TO BE DONE:
Only the pictures are omitted; repeat all other data exactly.

☆ ☆ ☆ ☆ ☆ ☆ ☆

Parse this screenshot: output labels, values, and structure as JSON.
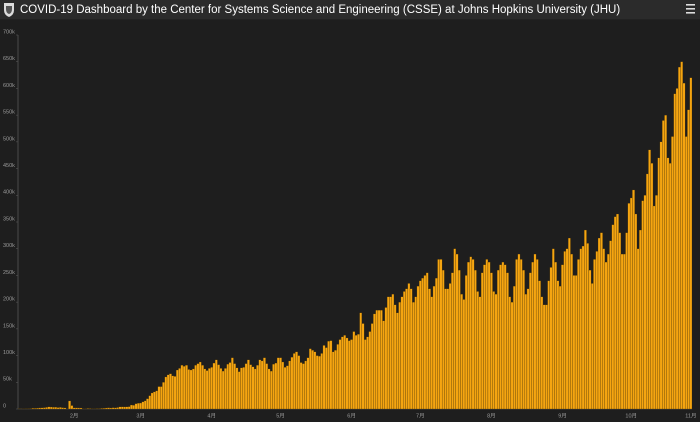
{
  "chart_data": {
    "type": "bar",
    "title": "COVID-19 Dashboard by the Center for Systems Science and Engineering (CSSE) at Johns Hopkins University (JHU)",
    "color": "#f5a511",
    "grid": false,
    "ylim": [
      0,
      700000
    ],
    "yticks": [
      0,
      {
        "value": 50000,
        "label": "50k"
      },
      {
        "value": 100000,
        "label": "100k"
      },
      {
        "value": 150000,
        "label": "150k"
      },
      {
        "value": 200000,
        "label": "200k"
      },
      {
        "value": 250000,
        "label": "250k"
      },
      {
        "value": 300000,
        "label": "300k"
      },
      {
        "value": 350000,
        "label": "350k"
      },
      {
        "value": 400000,
        "label": "400k"
      },
      {
        "value": 450000,
        "label": "450k"
      },
      {
        "value": 500000,
        "label": "500k"
      },
      {
        "value": 550000,
        "label": "550k"
      },
      {
        "value": 600000,
        "label": "600k"
      },
      {
        "value": 650000,
        "label": "650k"
      },
      {
        "value": 700000,
        "label": "700k"
      }
    ],
    "categories": [
      null,
      null,
      null,
      null,
      null,
      null,
      null,
      null,
      null,
      null,
      null,
      null,
      null,
      null,
      null,
      null,
      null,
      null,
      null,
      null,
      null,
      null,
      null,
      null,
      "2月",
      null,
      null,
      null,
      null,
      null,
      null,
      null,
      null,
      null,
      null,
      null,
      null,
      null,
      null,
      null,
      null,
      null,
      null,
      null,
      null,
      null,
      null,
      null,
      null,
      null,
      null,
      null,
      null,
      "3月",
      null,
      null,
      null,
      null,
      null,
      null,
      null,
      null,
      null,
      null,
      null,
      null,
      null,
      null,
      null,
      null,
      null,
      null,
      null,
      null,
      null,
      null,
      null,
      null,
      null,
      null,
      null,
      null,
      null,
      null,
      "4月",
      null,
      null,
      null,
      null,
      null,
      null,
      null,
      null,
      null,
      null,
      null,
      null,
      null,
      null,
      null,
      null,
      null,
      null,
      null,
      null,
      null,
      null,
      null,
      null,
      null,
      null,
      null,
      null,
      null,
      "5月",
      null,
      null,
      null,
      null,
      null,
      null,
      null,
      null,
      null,
      null,
      null,
      null,
      null,
      null,
      null,
      null,
      null,
      null,
      null,
      null,
      null,
      null,
      null,
      null,
      null,
      null,
      null,
      null,
      null,
      null,
      "6月",
      null,
      null,
      null,
      null,
      null,
      null,
      null,
      null,
      null,
      null,
      null,
      null,
      null,
      null,
      null,
      null,
      null,
      null,
      null,
      null,
      null,
      null,
      null,
      null,
      null,
      null,
      null,
      null,
      null,
      "7月",
      null,
      null,
      null,
      null,
      null,
      null,
      null,
      null,
      null,
      null,
      null,
      null,
      null,
      null,
      null,
      null,
      null,
      null,
      null,
      null,
      null,
      null,
      null,
      null,
      null,
      null,
      null,
      null,
      null,
      null,
      "8月",
      null,
      null,
      null,
      null,
      null,
      null,
      null,
      null,
      null,
      null,
      null,
      null,
      null,
      null,
      null,
      null,
      null,
      null,
      null,
      null,
      null,
      null,
      null,
      null,
      null,
      null,
      null,
      null,
      null,
      null,
      "9月",
      null,
      null,
      null,
      null,
      null,
      null,
      null,
      null,
      null,
      null,
      null,
      null,
      null,
      null,
      null,
      null,
      null,
      null,
      null,
      null,
      null,
      null,
      null,
      null,
      null,
      null,
      null,
      null,
      null,
      "10月",
      null,
      null,
      null,
      null,
      null,
      null,
      null,
      null,
      null,
      null,
      null,
      null,
      null,
      null,
      null,
      null,
      null,
      null,
      null,
      null,
      null,
      null,
      null,
      null,
      null,
      "11月"
    ],
    "values": [
      500,
      100,
      300,
      500,
      700,
      800,
      1500,
      1200,
      1700,
      2000,
      2100,
      2600,
      3000,
      3900,
      3700,
      3200,
      3400,
      2700,
      3000,
      2500,
      2000,
      400,
      15100,
      6500,
      2100,
      2100,
      2000,
      1900,
      600,
      600,
      1000,
      900,
      600,
      500,
      800,
      800,
      1100,
      1300,
      1900,
      2300,
      1900,
      2500,
      2200,
      2800,
      3900,
      4000,
      3900,
      4000,
      4500,
      7500,
      7000,
      10000,
      10900,
      11200,
      13500,
      15400,
      19300,
      25000,
      30000,
      32000,
      34000,
      42000,
      42000,
      50000,
      60000,
      64000,
      66000,
      62000,
      61000,
      73000,
      76000,
      82000,
      80000,
      82000,
      74000,
      73000,
      75000,
      82000,
      85000,
      88000,
      82000,
      75000,
      72000,
      76000,
      78000,
      86000,
      92000,
      83000,
      76000,
      71000,
      76000,
      84000,
      87000,
      96000,
      85000,
      77000,
      70000,
      77000,
      78000,
      85000,
      92000,
      83000,
      79000,
      75000,
      82000,
      92000,
      90000,
      96000,
      85000,
      75000,
      71000,
      84000,
      86000,
      96000,
      96000,
      88000,
      78000,
      81000,
      90000,
      97000,
      104000,
      107000,
      100000,
      87000,
      85000,
      90000,
      96000,
      113000,
      110000,
      107000,
      100000,
      99000,
      104000,
      119000,
      115000,
      127000,
      128000,
      107000,
      110000,
      121000,
      130000,
      135000,
      138000,
      133000,
      128000,
      130000,
      145000,
      138000,
      140000,
      180000,
      160000,
      130000,
      135000,
      145000,
      160000,
      178000,
      185000,
      185000,
      185000,
      165000,
      190000,
      210000,
      210000,
      215000,
      195000,
      180000,
      200000,
      210000,
      220000,
      225000,
      235000,
      225000,
      200000,
      210000,
      230000,
      240000,
      245000,
      250000,
      255000,
      225000,
      210000,
      230000,
      245000,
      280000,
      280000,
      260000,
      225000,
      225000,
      235000,
      255000,
      300000,
      290000,
      260000,
      215000,
      205000,
      250000,
      275000,
      285000,
      280000,
      260000,
      220000,
      210000,
      255000,
      270000,
      280000,
      275000,
      255000,
      220000,
      215000,
      260000,
      270000,
      275000,
      270000,
      255000,
      210000,
      200000,
      230000,
      280000,
      290000,
      280000,
      260000,
      215000,
      225000,
      255000,
      275000,
      290000,
      280000,
      240000,
      210000,
      195000,
      195000,
      240000,
      265000,
      300000,
      275000,
      240000,
      230000,
      270000,
      295000,
      300000,
      320000,
      290000,
      250000,
      250000,
      280000,
      300000,
      305000,
      335000,
      310000,
      260000,
      235000,
      280000,
      295000,
      320000,
      330000,
      300000,
      275000,
      290000,
      315000,
      345000,
      360000,
      365000,
      330000,
      290000,
      290000,
      330000,
      385000,
      395000,
      410000,
      365000,
      300000,
      335000,
      390000,
      400000,
      440000,
      485000,
      460000,
      380000,
      400000,
      470000,
      500000,
      540000,
      550000,
      470000,
      460000,
      510000,
      590000,
      600000,
      640000,
      650000,
      610000,
      510000,
      560000,
      620000
    ]
  }
}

☆ ☆ ☆ ☆ ☆ ☆ ☆

THE ANSWER:
Parse this screenshot: output labels, values, and structure as JSON.
{
  "chart_data": {
    "type": "bar",
    "title": "COVID-19 Dashboard by the Center for Systems Science and Engineering (CSSE) at Johns Hopkins University (JHU)",
    "color": "#f5a511",
    "grid": false,
    "ylim": [
      0,
      700000
    ],
    "yticks": [
      0,
      {
        "value": 50000,
        "label": "50k"
      },
      {
        "value": 100000,
        "label": "100k"
      },
      {
        "value": 150000,
        "label": "150k"
      },
      {
        "value": 200000,
        "label": "200k"
      },
      {
        "value": 250000,
        "label": "250k"
      },
      {
        "value": 300000,
        "label": "300k"
      },
      {
        "value": 350000,
        "label": "350k"
      },
      {
        "value": 400000,
        "label": "400k"
      },
      {
        "value": 450000,
        "label": "450k"
      },
      {
        "value": 500000,
        "label": "500k"
      },
      {
        "value": 550000,
        "label": "550k"
      },
      {
        "value": 600000,
        "label": "600k"
      },
      {
        "value": 650000,
        "label": "650k"
      },
      {
        "value": 700000,
        "label": "700k"
      }
    ],
    "categories": [
      null,
      null,
      null,
      null,
      null,
      null,
      null,
      null,
      null,
      null,
      null,
      null,
      null,
      null,
      null,
      null,
      null,
      null,
      null,
      null,
      null,
      null,
      null,
      null,
      "2月",
      null,
      null,
      null,
      null,
      null,
      null,
      null,
      null,
      null,
      null,
      null,
      null,
      null,
      null,
      null,
      null,
      null,
      null,
      null,
      null,
      null,
      null,
      null,
      null,
      null,
      null,
      null,
      null,
      "3月",
      null,
      null,
      null,
      null,
      null,
      null,
      null,
      null,
      null,
      null,
      null,
      null,
      null,
      null,
      null,
      null,
      null,
      null,
      null,
      null,
      null,
      null,
      null,
      null,
      null,
      null,
      null,
      null,
      null,
      null,
      "4月",
      null,
      null,
      null,
      null,
      null,
      null,
      null,
      null,
      null,
      null,
      null,
      null,
      null,
      null,
      null,
      null,
      null,
      null,
      null,
      null,
      null,
      null,
      null,
      null,
      null,
      null,
      null,
      null,
      null,
      "5月",
      null,
      null,
      null,
      null,
      null,
      null,
      null,
      null,
      null,
      null,
      null,
      null,
      null,
      null,
      null,
      null,
      null,
      null,
      null,
      null,
      null,
      null,
      null,
      null,
      null,
      null,
      null,
      null,
      null,
      null,
      "6月",
      null,
      null,
      null,
      null,
      null,
      null,
      null,
      null,
      null,
      null,
      null,
      null,
      null,
      null,
      null,
      null,
      null,
      null,
      null,
      null,
      null,
      null,
      null,
      null,
      null,
      null,
      null,
      null,
      null,
      "7月",
      null,
      null,
      null,
      null,
      null,
      null,
      null,
      null,
      null,
      null,
      null,
      null,
      null,
      null,
      null,
      null,
      null,
      null,
      null,
      null,
      null,
      null,
      null,
      null,
      null,
      null,
      null,
      null,
      null,
      null,
      "8月",
      null,
      null,
      null,
      null,
      null,
      null,
      null,
      null,
      null,
      null,
      null,
      null,
      null,
      null,
      null,
      null,
      null,
      null,
      null,
      null,
      null,
      null,
      null,
      null,
      null,
      null,
      null,
      null,
      null,
      null,
      "9月",
      null,
      null,
      null,
      null,
      null,
      null,
      null,
      null,
      null,
      null,
      null,
      null,
      null,
      null,
      null,
      null,
      null,
      null,
      null,
      null,
      null,
      null,
      null,
      null,
      null,
      null,
      null,
      null,
      null,
      "10月",
      null,
      null,
      null,
      null,
      null,
      null,
      null,
      null,
      null,
      null,
      null,
      null,
      null,
      null,
      null,
      null,
      null,
      null,
      null,
      null,
      null,
      null,
      null,
      null,
      null,
      "11月"
    ],
    "values": [
      500,
      100,
      300,
      500,
      700,
      800,
      1500,
      1200,
      1700,
      2000,
      2100,
      2600,
      3000,
      3900,
      3700,
      3200,
      3400,
      2700,
      3000,
      2500,
      2000,
      400,
      15100,
      6500,
      2100,
      2100,
      2000,
      1900,
      600,
      600,
      1000,
      900,
      600,
      500,
      800,
      800,
      1100,
      1300,
      1900,
      2300,
      1900,
      2500,
      2200,
      2800,
      3900,
      4000,
      3900,
      4000,
      4500,
      7500,
      7000,
      10000,
      10900,
      11200,
      13500,
      15400,
      19300,
      25000,
      30000,
      32000,
      34000,
      42000,
      42000,
      50000,
      60000,
      64000,
      66000,
      62000,
      61000,
      73000,
      76000,
      82000,
      80000,
      82000,
      74000,
      73000,
      75000,
      82000,
      85000,
      88000,
      82000,
      75000,
      72000,
      76000,
      78000,
      86000,
      92000,
      83000,
      76000,
      71000,
      76000,
      84000,
      87000,
      96000,
      85000,
      77000,
      70000,
      77000,
      78000,
      85000,
      92000,
      83000,
      79000,
      75000,
      82000,
      92000,
      90000,
      96000,
      85000,
      75000,
      71000,
      84000,
      86000,
      96000,
      96000,
      88000,
      78000,
      81000,
      90000,
      97000,
      104000,
      107000,
      100000,
      87000,
      85000,
      90000,
      96000,
      113000,
      110000,
      107000,
      100000,
      99000,
      104000,
      119000,
      115000,
      127000,
      128000,
      107000,
      110000,
      121000,
      130000,
      135000,
      138000,
      133000,
      128000,
      130000,
      145000,
      138000,
      140000,
      180000,
      160000,
      130000,
      135000,
      145000,
      160000,
      178000,
      185000,
      185000,
      185000,
      165000,
      190000,
      210000,
      210000,
      215000,
      195000,
      180000,
      200000,
      210000,
      220000,
      225000,
      235000,
      225000,
      200000,
      210000,
      230000,
      240000,
      245000,
      250000,
      255000,
      225000,
      210000,
      230000,
      245000,
      280000,
      280000,
      260000,
      225000,
      225000,
      235000,
      255000,
      300000,
      290000,
      260000,
      215000,
      205000,
      250000,
      275000,
      285000,
      280000,
      260000,
      220000,
      210000,
      255000,
      270000,
      280000,
      275000,
      255000,
      220000,
      215000,
      260000,
      270000,
      275000,
      270000,
      255000,
      210000,
      200000,
      230000,
      280000,
      290000,
      280000,
      260000,
      215000,
      225000,
      255000,
      275000,
      290000,
      280000,
      240000,
      210000,
      195000,
      195000,
      240000,
      265000,
      300000,
      275000,
      240000,
      230000,
      270000,
      295000,
      300000,
      320000,
      290000,
      250000,
      250000,
      280000,
      300000,
      305000,
      335000,
      310000,
      260000,
      235000,
      280000,
      295000,
      320000,
      330000,
      300000,
      275000,
      290000,
      315000,
      345000,
      360000,
      365000,
      330000,
      290000,
      290000,
      330000,
      385000,
      395000,
      410000,
      365000,
      300000,
      335000,
      390000,
      400000,
      440000,
      485000,
      460000,
      380000,
      400000,
      470000,
      500000,
      540000,
      550000,
      470000,
      460000,
      510000,
      590000,
      600000,
      640000,
      650000,
      610000,
      510000,
      560000,
      620000
    ]
  }
}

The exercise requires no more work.